• [Requirements]: Rewrite the text of each item below, replacing "bounding box" with "enclosing box" and leaving everything else unchanged. Leave out the pictures.

[Begin Extracted records]

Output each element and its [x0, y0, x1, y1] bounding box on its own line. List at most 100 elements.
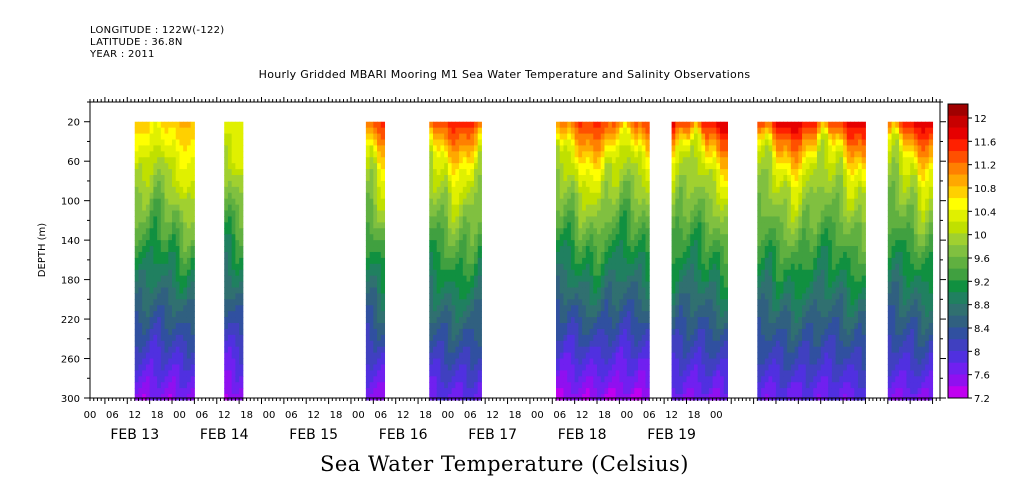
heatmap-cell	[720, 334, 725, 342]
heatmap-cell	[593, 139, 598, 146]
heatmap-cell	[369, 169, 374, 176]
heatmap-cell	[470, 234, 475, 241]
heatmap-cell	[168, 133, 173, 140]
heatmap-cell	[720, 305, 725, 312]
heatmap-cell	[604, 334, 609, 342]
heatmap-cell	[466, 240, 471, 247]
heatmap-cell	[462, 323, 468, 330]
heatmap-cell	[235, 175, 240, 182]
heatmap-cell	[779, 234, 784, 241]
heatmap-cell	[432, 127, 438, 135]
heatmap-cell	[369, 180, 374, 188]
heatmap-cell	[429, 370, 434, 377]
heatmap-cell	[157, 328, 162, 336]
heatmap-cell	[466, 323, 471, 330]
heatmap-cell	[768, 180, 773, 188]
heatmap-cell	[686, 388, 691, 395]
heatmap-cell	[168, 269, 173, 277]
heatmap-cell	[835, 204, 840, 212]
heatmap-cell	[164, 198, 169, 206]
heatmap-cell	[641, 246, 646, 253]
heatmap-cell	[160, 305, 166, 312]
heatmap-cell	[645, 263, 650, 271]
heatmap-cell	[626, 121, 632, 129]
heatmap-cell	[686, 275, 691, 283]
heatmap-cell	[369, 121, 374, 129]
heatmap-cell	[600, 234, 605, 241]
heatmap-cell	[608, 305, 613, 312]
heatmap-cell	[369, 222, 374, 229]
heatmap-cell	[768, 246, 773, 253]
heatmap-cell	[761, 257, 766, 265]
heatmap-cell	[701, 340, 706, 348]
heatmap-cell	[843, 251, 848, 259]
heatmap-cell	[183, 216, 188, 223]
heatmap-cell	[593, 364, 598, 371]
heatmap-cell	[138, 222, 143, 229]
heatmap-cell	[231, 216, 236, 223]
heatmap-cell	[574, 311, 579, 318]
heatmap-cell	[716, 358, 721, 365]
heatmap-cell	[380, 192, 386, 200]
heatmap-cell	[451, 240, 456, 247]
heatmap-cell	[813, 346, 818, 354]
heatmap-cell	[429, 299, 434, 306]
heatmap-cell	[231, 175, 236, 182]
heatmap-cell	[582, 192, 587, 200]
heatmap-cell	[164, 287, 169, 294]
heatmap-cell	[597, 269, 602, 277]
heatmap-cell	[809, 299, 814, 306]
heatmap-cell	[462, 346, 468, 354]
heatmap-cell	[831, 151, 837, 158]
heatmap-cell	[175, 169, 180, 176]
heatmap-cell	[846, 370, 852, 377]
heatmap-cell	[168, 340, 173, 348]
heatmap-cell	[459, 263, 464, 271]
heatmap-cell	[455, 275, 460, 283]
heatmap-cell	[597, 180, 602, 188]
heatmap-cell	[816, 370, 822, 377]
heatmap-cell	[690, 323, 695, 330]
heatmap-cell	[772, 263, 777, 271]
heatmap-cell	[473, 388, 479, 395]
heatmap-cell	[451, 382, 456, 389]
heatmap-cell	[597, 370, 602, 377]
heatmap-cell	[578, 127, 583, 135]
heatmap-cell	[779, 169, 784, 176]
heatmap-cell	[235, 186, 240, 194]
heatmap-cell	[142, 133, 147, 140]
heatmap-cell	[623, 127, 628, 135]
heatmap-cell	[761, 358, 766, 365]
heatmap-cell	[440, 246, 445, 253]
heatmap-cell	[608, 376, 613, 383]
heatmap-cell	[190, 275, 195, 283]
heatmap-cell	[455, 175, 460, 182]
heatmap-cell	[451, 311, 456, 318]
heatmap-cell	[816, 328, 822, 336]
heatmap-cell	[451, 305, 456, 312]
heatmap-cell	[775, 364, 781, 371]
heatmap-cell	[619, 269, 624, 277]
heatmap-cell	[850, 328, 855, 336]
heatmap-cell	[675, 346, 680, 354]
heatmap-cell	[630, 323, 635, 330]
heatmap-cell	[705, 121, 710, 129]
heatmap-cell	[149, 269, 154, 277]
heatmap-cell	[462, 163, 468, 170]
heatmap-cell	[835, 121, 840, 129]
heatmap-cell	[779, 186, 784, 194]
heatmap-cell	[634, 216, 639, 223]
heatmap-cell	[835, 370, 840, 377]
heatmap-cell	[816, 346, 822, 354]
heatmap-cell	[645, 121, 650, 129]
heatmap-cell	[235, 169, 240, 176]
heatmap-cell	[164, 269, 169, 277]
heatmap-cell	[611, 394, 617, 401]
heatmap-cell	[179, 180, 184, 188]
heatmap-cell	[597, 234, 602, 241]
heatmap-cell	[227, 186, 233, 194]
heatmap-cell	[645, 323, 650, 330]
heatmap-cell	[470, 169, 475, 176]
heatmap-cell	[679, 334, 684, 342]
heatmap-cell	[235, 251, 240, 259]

[End Extracted records]

• [Worked solution]:
Output each element and its [x0, y0, x1, y1] enclosing box on its own line. List at most 100 elements.
heatmap-cell	[720, 334, 725, 342]
heatmap-cell	[593, 139, 598, 146]
heatmap-cell	[369, 169, 374, 176]
heatmap-cell	[470, 234, 475, 241]
heatmap-cell	[168, 133, 173, 140]
heatmap-cell	[720, 305, 725, 312]
heatmap-cell	[604, 334, 609, 342]
heatmap-cell	[466, 240, 471, 247]
heatmap-cell	[462, 323, 468, 330]
heatmap-cell	[235, 175, 240, 182]
heatmap-cell	[779, 234, 784, 241]
heatmap-cell	[432, 127, 438, 135]
heatmap-cell	[369, 180, 374, 188]
heatmap-cell	[429, 370, 434, 377]
heatmap-cell	[157, 328, 162, 336]
heatmap-cell	[466, 323, 471, 330]
heatmap-cell	[768, 180, 773, 188]
heatmap-cell	[686, 388, 691, 395]
heatmap-cell	[168, 269, 173, 277]
heatmap-cell	[835, 204, 840, 212]
heatmap-cell	[164, 198, 169, 206]
heatmap-cell	[641, 246, 646, 253]
heatmap-cell	[160, 305, 166, 312]
heatmap-cell	[645, 263, 650, 271]
heatmap-cell	[626, 121, 632, 129]
heatmap-cell	[686, 275, 691, 283]
heatmap-cell	[369, 121, 374, 129]
heatmap-cell	[600, 234, 605, 241]
heatmap-cell	[608, 305, 613, 312]
heatmap-cell	[369, 222, 374, 229]
heatmap-cell	[768, 246, 773, 253]
heatmap-cell	[761, 257, 766, 265]
heatmap-cell	[701, 340, 706, 348]
heatmap-cell	[843, 251, 848, 259]
heatmap-cell	[183, 216, 188, 223]
heatmap-cell	[593, 364, 598, 371]
heatmap-cell	[138, 222, 143, 229]
heatmap-cell	[231, 216, 236, 223]
heatmap-cell	[574, 311, 579, 318]
heatmap-cell	[716, 358, 721, 365]
heatmap-cell	[380, 192, 386, 200]
heatmap-cell	[451, 240, 456, 247]
heatmap-cell	[813, 346, 818, 354]
heatmap-cell	[429, 299, 434, 306]
heatmap-cell	[231, 175, 236, 182]
heatmap-cell	[582, 192, 587, 200]
heatmap-cell	[164, 287, 169, 294]
heatmap-cell	[597, 269, 602, 277]
heatmap-cell	[809, 299, 814, 306]
heatmap-cell	[462, 346, 468, 354]
heatmap-cell	[831, 151, 837, 158]
heatmap-cell	[175, 169, 180, 176]
heatmap-cell	[846, 370, 852, 377]
heatmap-cell	[168, 340, 173, 348]
heatmap-cell	[459, 263, 464, 271]
heatmap-cell	[455, 275, 460, 283]
heatmap-cell	[597, 180, 602, 188]
heatmap-cell	[816, 370, 822, 377]
heatmap-cell	[690, 323, 695, 330]
heatmap-cell	[772, 263, 777, 271]
heatmap-cell	[473, 388, 479, 395]
heatmap-cell	[451, 382, 456, 389]
heatmap-cell	[597, 370, 602, 377]
heatmap-cell	[578, 127, 583, 135]
heatmap-cell	[779, 169, 784, 176]
heatmap-cell	[235, 186, 240, 194]
heatmap-cell	[142, 133, 147, 140]
heatmap-cell	[623, 127, 628, 135]
heatmap-cell	[761, 358, 766, 365]
heatmap-cell	[440, 246, 445, 253]
heatmap-cell	[608, 376, 613, 383]
heatmap-cell	[190, 275, 195, 283]
heatmap-cell	[455, 175, 460, 182]
heatmap-cell	[451, 311, 456, 318]
heatmap-cell	[816, 328, 822, 336]
heatmap-cell	[451, 305, 456, 312]
heatmap-cell	[775, 364, 781, 371]
heatmap-cell	[619, 269, 624, 277]
heatmap-cell	[850, 328, 855, 336]
heatmap-cell	[675, 346, 680, 354]
heatmap-cell	[630, 323, 635, 330]
heatmap-cell	[705, 121, 710, 129]
heatmap-cell	[149, 269, 154, 277]
heatmap-cell	[462, 163, 468, 170]
heatmap-cell	[835, 121, 840, 129]
heatmap-cell	[779, 186, 784, 194]
heatmap-cell	[634, 216, 639, 223]
heatmap-cell	[835, 370, 840, 377]
heatmap-cell	[816, 346, 822, 354]
heatmap-cell	[645, 121, 650, 129]
heatmap-cell	[235, 169, 240, 176]
heatmap-cell	[164, 269, 169, 277]
heatmap-cell	[611, 394, 617, 401]
heatmap-cell	[179, 180, 184, 188]
heatmap-cell	[597, 234, 602, 241]
heatmap-cell	[227, 186, 233, 194]
heatmap-cell	[645, 323, 650, 330]
heatmap-cell	[470, 169, 475, 176]
heatmap-cell	[679, 334, 684, 342]
heatmap-cell	[235, 251, 240, 259]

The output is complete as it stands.